Dataset listings of figures:
begin

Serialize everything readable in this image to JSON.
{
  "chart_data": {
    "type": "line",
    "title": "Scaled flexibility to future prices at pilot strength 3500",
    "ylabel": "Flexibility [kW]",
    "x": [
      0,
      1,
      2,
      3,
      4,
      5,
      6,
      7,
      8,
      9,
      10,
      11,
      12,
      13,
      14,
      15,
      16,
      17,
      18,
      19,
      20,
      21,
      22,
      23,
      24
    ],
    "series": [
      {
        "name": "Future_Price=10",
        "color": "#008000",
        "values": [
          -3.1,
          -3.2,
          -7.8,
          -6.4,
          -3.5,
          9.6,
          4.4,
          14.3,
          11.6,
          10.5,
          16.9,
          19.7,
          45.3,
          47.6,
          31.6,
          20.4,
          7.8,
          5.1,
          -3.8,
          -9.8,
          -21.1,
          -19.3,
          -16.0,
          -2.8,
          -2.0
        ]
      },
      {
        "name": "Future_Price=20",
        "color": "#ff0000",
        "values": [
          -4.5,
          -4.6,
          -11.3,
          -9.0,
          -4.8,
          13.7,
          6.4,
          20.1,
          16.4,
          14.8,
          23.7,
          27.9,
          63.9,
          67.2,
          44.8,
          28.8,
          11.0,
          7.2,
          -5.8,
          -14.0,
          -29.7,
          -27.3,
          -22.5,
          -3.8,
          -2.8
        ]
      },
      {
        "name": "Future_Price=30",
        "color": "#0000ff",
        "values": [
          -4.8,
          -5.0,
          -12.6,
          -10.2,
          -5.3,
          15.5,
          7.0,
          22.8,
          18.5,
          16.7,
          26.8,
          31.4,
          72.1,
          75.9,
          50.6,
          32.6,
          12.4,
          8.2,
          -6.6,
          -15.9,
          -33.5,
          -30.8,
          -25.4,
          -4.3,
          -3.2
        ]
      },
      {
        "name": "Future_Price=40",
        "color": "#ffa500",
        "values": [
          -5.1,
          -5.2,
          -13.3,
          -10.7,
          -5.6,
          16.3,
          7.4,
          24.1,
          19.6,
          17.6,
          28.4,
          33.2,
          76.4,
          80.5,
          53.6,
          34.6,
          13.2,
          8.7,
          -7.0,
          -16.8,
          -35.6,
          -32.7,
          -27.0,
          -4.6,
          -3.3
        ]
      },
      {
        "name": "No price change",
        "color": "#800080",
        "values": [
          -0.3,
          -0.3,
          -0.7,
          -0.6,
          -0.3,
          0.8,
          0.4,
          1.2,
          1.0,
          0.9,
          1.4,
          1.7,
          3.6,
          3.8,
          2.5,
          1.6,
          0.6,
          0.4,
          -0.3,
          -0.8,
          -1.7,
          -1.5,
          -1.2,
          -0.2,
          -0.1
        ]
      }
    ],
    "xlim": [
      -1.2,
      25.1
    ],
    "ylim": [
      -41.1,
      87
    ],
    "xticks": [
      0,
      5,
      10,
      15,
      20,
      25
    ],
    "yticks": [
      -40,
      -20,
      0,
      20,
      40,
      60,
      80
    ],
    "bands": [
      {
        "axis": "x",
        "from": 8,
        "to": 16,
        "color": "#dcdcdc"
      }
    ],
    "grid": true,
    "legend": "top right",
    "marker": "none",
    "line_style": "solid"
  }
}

end

Exercise prompt: Check each line of the listing above for the string "name", then report only how many lines have it.

Output: 5